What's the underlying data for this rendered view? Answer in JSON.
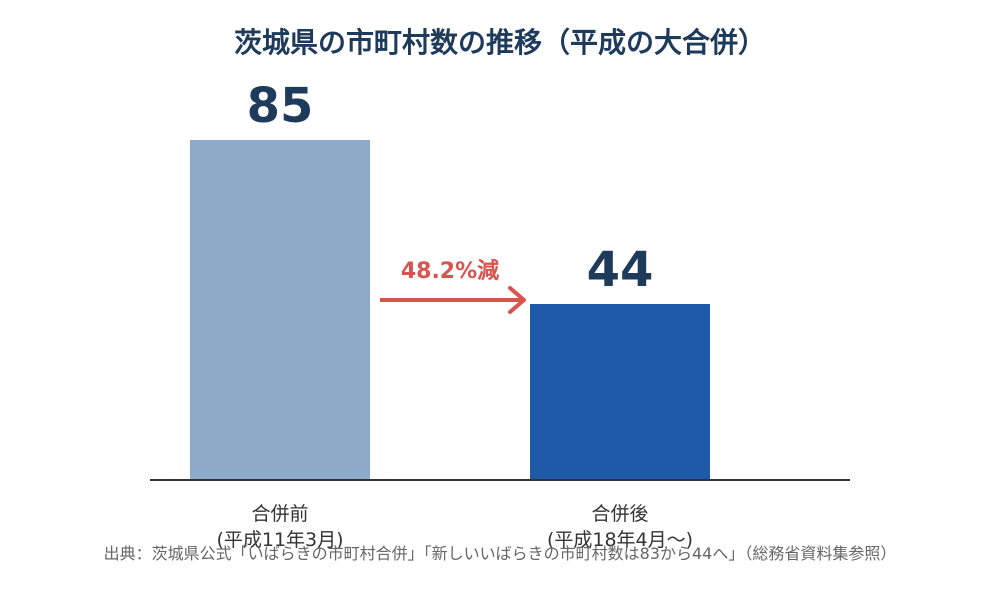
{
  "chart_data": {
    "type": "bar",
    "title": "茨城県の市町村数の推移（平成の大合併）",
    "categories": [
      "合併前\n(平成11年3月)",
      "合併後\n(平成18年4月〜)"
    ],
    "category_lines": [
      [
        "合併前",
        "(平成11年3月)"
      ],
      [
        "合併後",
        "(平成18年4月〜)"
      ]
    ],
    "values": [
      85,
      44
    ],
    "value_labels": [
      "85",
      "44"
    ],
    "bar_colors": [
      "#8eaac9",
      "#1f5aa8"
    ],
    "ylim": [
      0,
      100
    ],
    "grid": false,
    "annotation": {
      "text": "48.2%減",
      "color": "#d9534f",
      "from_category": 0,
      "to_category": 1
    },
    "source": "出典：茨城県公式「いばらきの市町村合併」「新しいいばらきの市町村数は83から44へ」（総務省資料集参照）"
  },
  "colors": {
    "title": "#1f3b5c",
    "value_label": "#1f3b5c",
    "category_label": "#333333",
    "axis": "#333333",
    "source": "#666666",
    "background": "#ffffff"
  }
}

• • • • • • •

→ **What the exercise asks**
Output every entry word for word, but omit the pictures.

→ **The output**
What's the underlying data for this rendered view? Answer in JSON.
{
  "chart_data": {
    "type": "bar",
    "title": "茨城県の市町村数の推移（平成の大合併）",
    "categories": [
      "合併前\n(平成11年3月)",
      "合併後\n(平成18年4月〜)"
    ],
    "category_lines": [
      [
        "合併前",
        "(平成11年3月)"
      ],
      [
        "合併後",
        "(平成18年4月〜)"
      ]
    ],
    "values": [
      85,
      44
    ],
    "value_labels": [
      "85",
      "44"
    ],
    "bar_colors": [
      "#8eaac9",
      "#1f5aa8"
    ],
    "ylim": [
      0,
      100
    ],
    "grid": false,
    "annotation": {
      "text": "48.2%減",
      "color": "#d9534f",
      "from_category": 0,
      "to_category": 1
    },
    "source": "出典：茨城県公式「いばらきの市町村合併」「新しいいばらきの市町村数は83から44へ」（総務省資料集参照）"
  },
  "colors": {
    "title": "#1f3b5c",
    "value_label": "#1f3b5c",
    "category_label": "#333333",
    "axis": "#333333",
    "source": "#666666",
    "background": "#ffffff"
  }
}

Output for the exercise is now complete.